_PROBLEM STATEMENT_:
Omit the images, then print each record below exactly as it reads.

_DATA SECTION_:
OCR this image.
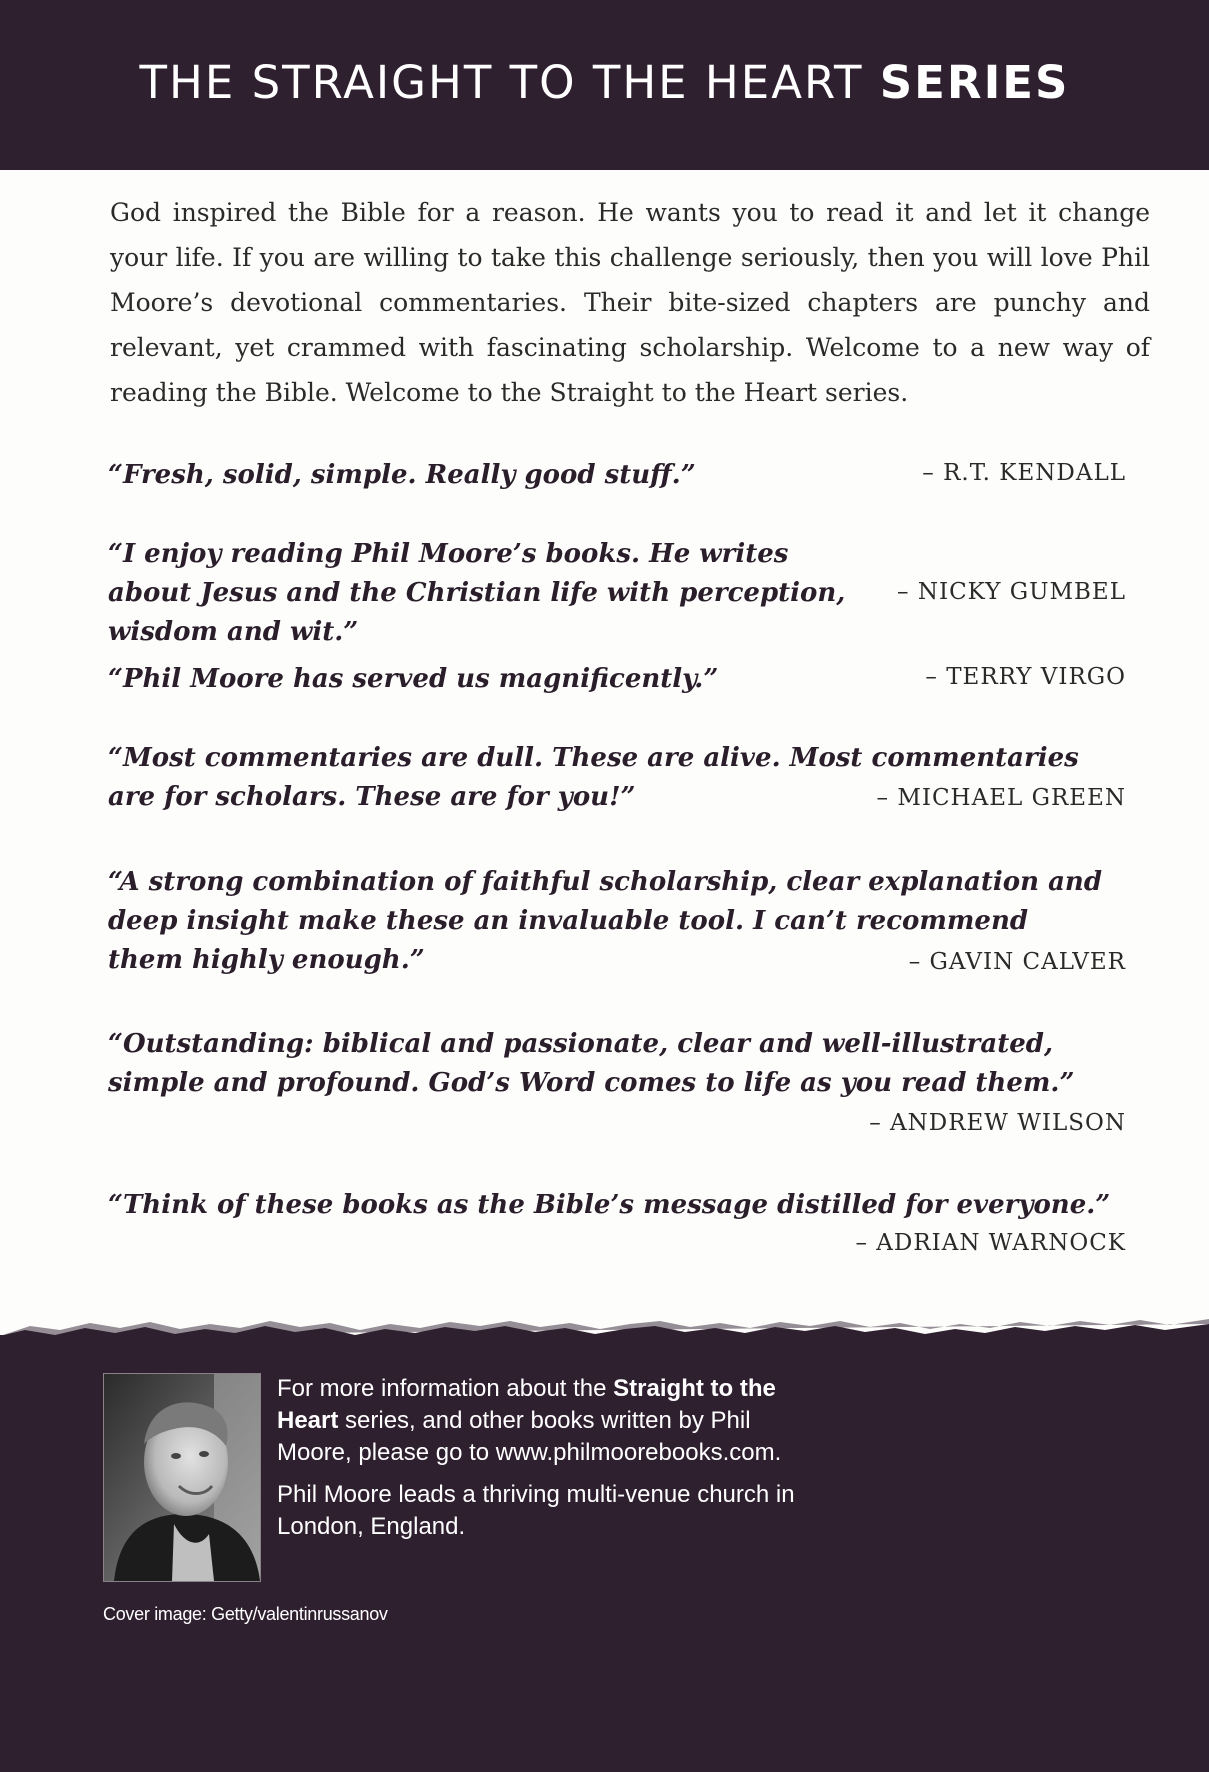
THE STRAIGHT TO THE HEART SERIES
God inspired the Bible for a reason. He wants you to read it and let it change your life. If you are willing to take this challenge seriously, then you will love Phil Moore’s devotional commentaries. Their bite-sized chapters are punchy and relevant, yet crammed with fascinating scholarship. Welcome to a new way of reading the Bible. Welcome to the Straight to the Heart series.

“Fresh, solid, simple. Really good stuff.”	– R.T. KENDALL

“I enjoy reading Phil Moore’s books. He writes about Jesus and the Christian life with perception, wisdom and wit.”

– NICKY GUMBEL

“Phil Moore has served us magnificently.”	– TERRY VIRGO

“Most commentaries are dull. These are alive. Most commentaries are for scholars. These are for you!”	– MICHAEL GREEN

“A strong combination of faithful scholarship, clear explanation and deep insight make these an invaluable tool. I can’t recommend them highly enough.”	– GAVIN CALVER

“Outstanding: biblical and passionate, clear and well-illustrated, simple and profound. God’s Word comes to life as you read them.”

– ANDREW WILSON

“Think of these books as the Bible’s message distilled for everyone.”

– ADRIAN WARNOCK

For more information about the Straight to the Heart series, and other books written by Phil Moore, please go to www.philmoorebooks.com.

Phil Moore leads a thriving multi-venue church in London, England.

Cover image: Getty/valentinrussanov
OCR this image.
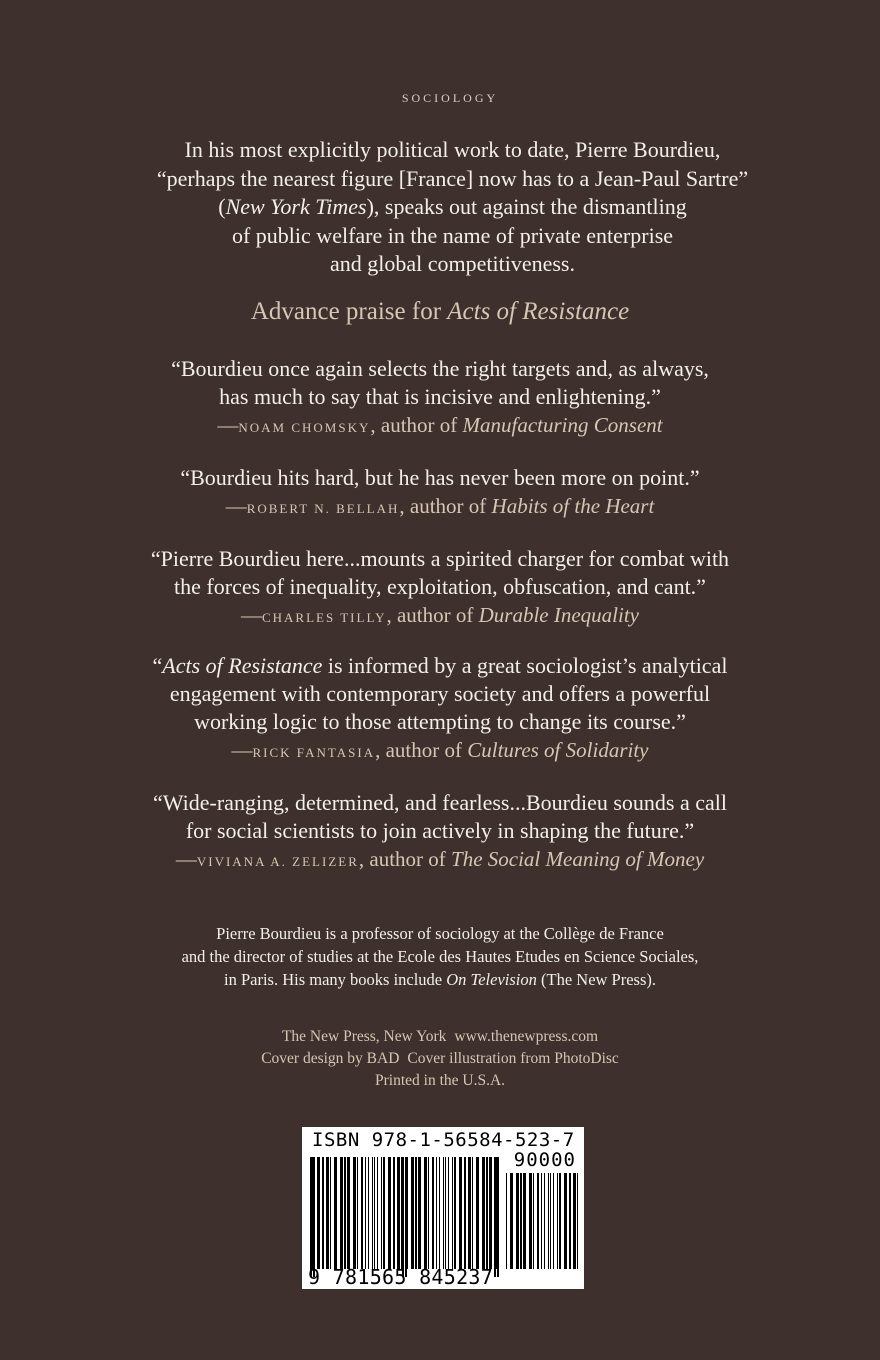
SOCIOLOGY
In his most explicitly political work to date, Pierre Bourdieu,
“perhaps the nearest figure [France] now has to a Jean-Paul Sartre”
(New York Times), speaks out against the dismantling
of public welfare in the name of private enterprise
and global competitiveness.
Advance praise for Acts of Resistance
“Bourdieu once again selects the right targets and, as always,
has much to say that is incisive and enlightening.”
—NOAM CHOMSKY, author of Manufacturing Consent
“Bourdieu hits hard, but he has never been more on point.”
—ROBERT N. BELLAH, author of Habits of the Heart
“Pierre Bourdieu here...mounts a spirited charger for combat with
the forces of inequality, exploitation, obfuscation, and cant.”
—CHARLES TILLY, author of Durable Inequality
“Acts of Resistance is informed by a great sociologist’s analytical
engagement with contemporary society and offers a powerful
working logic to those attempting to change its course.”
—RICK FANTASIA, author of Cultures of Solidarity
“Wide-ranging, determined, and fearless...Bourdieu sounds a call
for social scientists to join actively in shaping the future.”
—VIVIANA A. ZELIZER, author of The Social Meaning of Money
Pierre Bourdieu is a professor of sociology at the Collège de France
and the director of studies at the Ecole des Hautes Etudes en Science Sociales,
in Paris. His many books include On Television (The New Press).
The New Press, New York www.thenewpress.com
Cover design by BAD Cover illustration from PhotoDisc
Printed in the U.S.A.
ISBN 978-1-56584-523-7
90000
9 781565 845237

_COMPLETED EXERCISE_:
OCR this image.
THE STRAIGHT TO THE HEART SERIES
God inspired the Bible for a reason. He wants you to read it and let it change your life. If you are willing to take this challenge seriously, then you will love Phil Moore’s devotional commentaries. Their bite-sized chapters are punchy and relevant, yet crammed with fascinating scholarship. Welcome to a new way of reading the Bible. Welcome to the Straight to the Heart series.

“Fresh, solid, simple. Really good stuff.”	– R.T. KENDALL

“I enjoy reading Phil Moore’s books. He writes about Jesus and the Christian life with perception, wisdom and wit.”

– NICKY GUMBEL

“Phil Moore has served us magnificently.”	– TERRY VIRGO

“Most commentaries are dull. These are alive. Most commentaries are for scholars. These are for you!”	– MICHAEL GREEN

“A strong combination of faithful scholarship, clear explanation and deep insight make these an invaluable tool. I can’t recommend them highly enough.”	– GAVIN CALVER

“Outstanding: biblical and passionate, clear and well-illustrated, simple and profound. God’s Word comes to life as you read them.”

– ANDREW WILSON

“Think of these books as the Bible’s message distilled for everyone.”

– ADRIAN WARNOCK

For more information about the Straight to the Heart series, and other books written by Phil Moore, please go to www.philmoorebooks.com.

Phil Moore leads a thriving multi-venue church in London, England.

Cover image: Getty/valentinrussanov
OCR this image.
SOCIOLOGY
In his most explicitly political work to date, Pierre Bourdieu,
“perhaps the nearest figure [France] now has to a Jean-Paul Sartre”
(New York Times), speaks out against the dismantling
of public welfare in the name of private enterprise
and global competitiveness.
Advance praise for Acts of Resistance
“Bourdieu once again selects the right targets and, as always,
has much to say that is incisive and enlightening.”
—NOAM CHOMSKY, author of Manufacturing Consent
“Bourdieu hits hard, but he has never been more on point.”
—ROBERT N. BELLAH, author of Habits of the Heart
“Pierre Bourdieu here...mounts a spirited charger for combat with
the forces of inequality, exploitation, obfuscation, and cant.”
—CHARLES TILLY, author of Durable Inequality
“Acts of Resistance is informed by a great sociologist’s analytical
engagement with contemporary society and offers a powerful
working logic to those attempting to change its course.”
—RICK FANTASIA, author of Cultures of Solidarity
“Wide-ranging, determined, and fearless...Bourdieu sounds a call
for social scientists to join actively in shaping the future.”
—VIVIANA A. ZELIZER, author of The Social Meaning of Money
Pierre Bourdieu is a professor of sociology at the Collège de France
and the director of studies at the Ecole des Hautes Etudes en Science Sociales,
in Paris. His many books include On Television (The New Press).
The New Press, New York www.thenewpress.com
Cover design by BAD Cover illustration from PhotoDisc
Printed in the U.S.A.
ISBN 978-1-56584-523-7
90000
9 781565 845237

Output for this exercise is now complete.